**PROBLEM DESCRIPTION**
Lines containing the string "NEET" are to be counted; report the total by itself.

——————————

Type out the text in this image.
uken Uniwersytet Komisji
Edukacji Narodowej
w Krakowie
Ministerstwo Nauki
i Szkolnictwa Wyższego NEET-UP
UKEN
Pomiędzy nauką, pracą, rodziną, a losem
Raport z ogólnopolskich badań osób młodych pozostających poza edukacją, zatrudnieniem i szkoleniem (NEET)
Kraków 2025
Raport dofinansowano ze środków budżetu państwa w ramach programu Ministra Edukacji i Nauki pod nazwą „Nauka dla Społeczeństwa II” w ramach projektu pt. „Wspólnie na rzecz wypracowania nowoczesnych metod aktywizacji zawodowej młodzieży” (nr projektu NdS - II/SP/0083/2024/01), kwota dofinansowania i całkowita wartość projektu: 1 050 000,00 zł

——————————

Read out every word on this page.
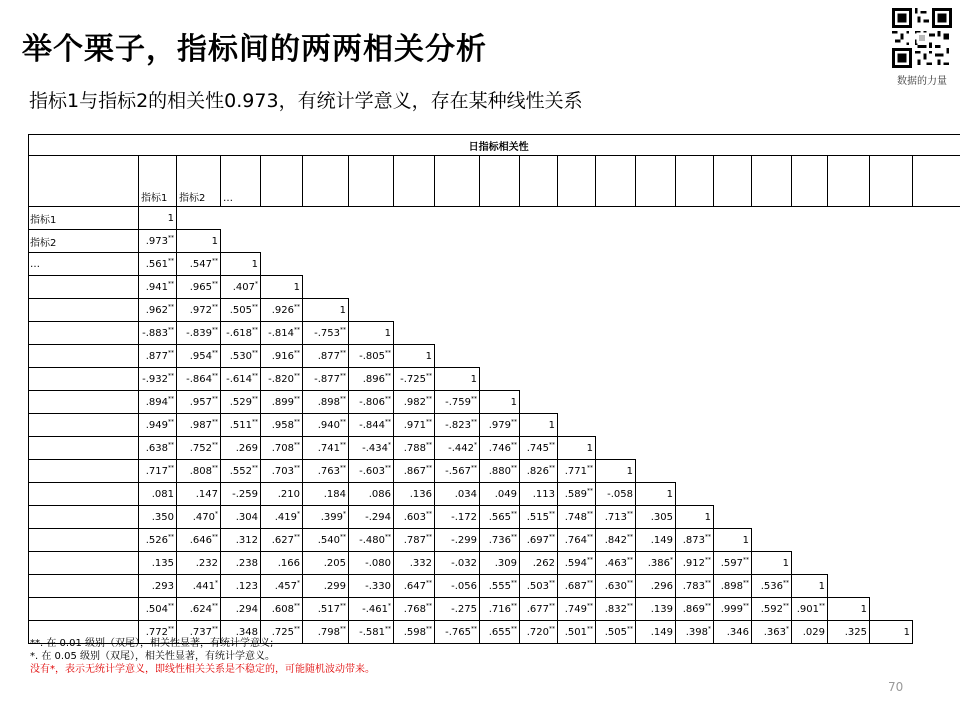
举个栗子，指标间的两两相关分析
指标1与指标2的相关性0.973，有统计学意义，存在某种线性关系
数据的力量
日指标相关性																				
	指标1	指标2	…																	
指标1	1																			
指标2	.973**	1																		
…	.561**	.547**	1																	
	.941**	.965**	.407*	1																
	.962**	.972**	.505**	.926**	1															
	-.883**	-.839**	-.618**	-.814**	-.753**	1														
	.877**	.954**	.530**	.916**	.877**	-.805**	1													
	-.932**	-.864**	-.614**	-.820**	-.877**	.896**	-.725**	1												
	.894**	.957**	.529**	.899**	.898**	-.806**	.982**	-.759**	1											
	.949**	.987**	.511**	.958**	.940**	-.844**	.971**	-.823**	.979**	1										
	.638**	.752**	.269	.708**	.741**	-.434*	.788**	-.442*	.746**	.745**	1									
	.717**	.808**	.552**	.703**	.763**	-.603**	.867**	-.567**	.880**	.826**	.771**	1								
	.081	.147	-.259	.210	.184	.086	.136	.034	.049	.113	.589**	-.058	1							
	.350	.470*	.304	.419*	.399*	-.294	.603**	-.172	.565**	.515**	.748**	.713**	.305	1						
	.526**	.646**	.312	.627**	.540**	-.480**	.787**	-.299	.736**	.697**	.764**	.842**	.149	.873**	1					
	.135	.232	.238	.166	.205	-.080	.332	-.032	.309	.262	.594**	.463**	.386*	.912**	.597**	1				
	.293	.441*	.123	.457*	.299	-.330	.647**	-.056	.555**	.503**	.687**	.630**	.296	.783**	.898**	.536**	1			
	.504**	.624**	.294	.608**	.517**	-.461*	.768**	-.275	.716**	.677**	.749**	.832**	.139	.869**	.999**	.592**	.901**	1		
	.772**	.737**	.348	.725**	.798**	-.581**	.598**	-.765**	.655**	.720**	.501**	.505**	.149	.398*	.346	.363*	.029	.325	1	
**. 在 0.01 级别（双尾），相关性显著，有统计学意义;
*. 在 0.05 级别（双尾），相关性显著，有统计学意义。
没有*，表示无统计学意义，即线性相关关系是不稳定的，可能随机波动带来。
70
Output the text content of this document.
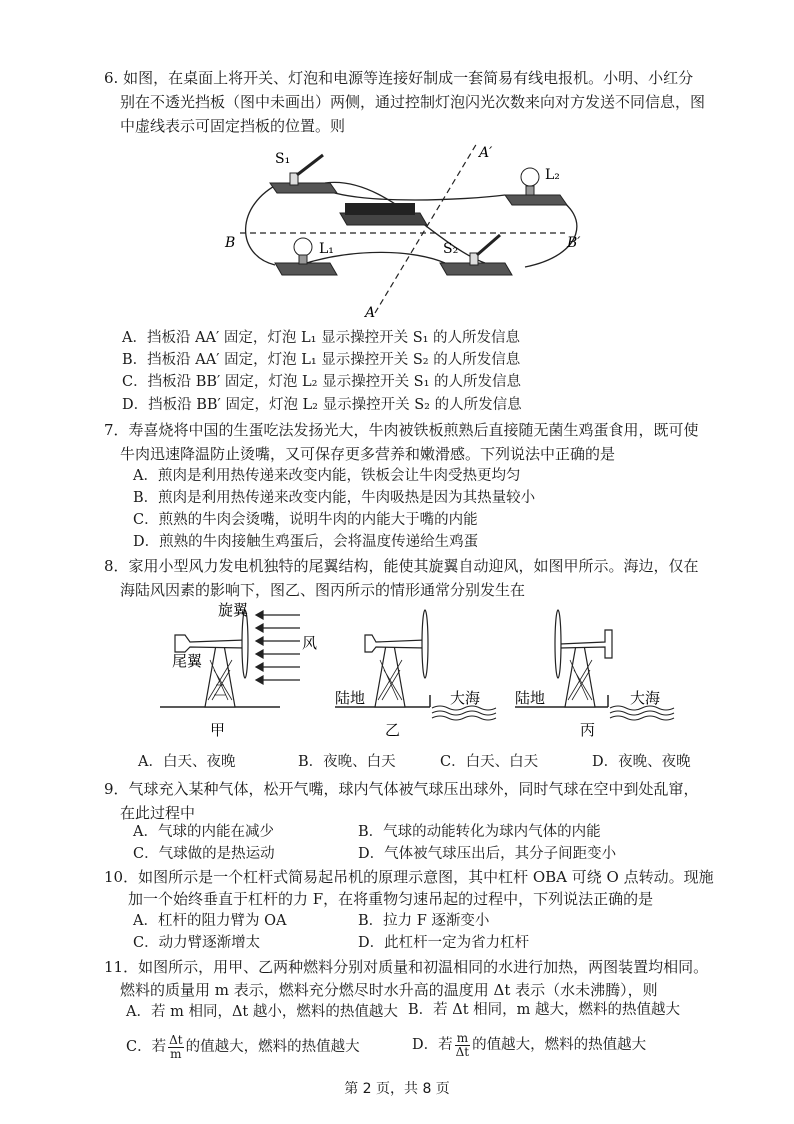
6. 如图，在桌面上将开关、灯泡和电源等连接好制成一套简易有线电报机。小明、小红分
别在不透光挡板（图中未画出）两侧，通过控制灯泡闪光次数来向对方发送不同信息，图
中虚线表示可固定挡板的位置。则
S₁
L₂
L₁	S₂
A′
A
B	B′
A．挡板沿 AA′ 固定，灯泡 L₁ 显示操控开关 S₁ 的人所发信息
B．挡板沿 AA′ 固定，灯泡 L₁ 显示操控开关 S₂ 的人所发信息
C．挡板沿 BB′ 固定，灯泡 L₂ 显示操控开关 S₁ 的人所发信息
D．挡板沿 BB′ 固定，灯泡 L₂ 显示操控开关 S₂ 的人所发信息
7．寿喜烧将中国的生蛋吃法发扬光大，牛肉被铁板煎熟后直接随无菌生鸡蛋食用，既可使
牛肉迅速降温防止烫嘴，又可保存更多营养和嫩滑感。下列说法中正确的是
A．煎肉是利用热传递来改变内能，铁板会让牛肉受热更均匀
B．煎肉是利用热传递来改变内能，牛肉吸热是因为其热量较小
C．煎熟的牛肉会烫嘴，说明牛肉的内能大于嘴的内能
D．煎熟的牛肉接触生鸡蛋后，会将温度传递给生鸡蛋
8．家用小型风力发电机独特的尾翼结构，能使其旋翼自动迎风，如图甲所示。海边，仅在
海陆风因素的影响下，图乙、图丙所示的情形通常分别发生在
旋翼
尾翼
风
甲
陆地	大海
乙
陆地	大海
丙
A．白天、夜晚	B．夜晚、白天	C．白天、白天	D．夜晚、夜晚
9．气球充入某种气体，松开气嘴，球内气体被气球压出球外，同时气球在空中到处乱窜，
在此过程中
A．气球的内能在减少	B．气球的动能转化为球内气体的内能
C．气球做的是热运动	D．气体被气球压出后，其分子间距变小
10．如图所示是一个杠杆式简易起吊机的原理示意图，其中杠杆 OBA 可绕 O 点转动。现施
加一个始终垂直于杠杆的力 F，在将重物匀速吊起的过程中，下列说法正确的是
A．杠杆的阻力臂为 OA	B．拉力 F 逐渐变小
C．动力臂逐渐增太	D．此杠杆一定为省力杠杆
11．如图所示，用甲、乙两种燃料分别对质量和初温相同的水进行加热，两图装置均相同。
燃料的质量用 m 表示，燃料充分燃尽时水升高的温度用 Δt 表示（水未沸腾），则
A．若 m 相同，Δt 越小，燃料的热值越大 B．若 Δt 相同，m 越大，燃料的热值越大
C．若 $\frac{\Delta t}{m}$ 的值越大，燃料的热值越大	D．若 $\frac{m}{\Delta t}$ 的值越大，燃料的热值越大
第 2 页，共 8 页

——————————

**ANSWER FOR THE TASK**
2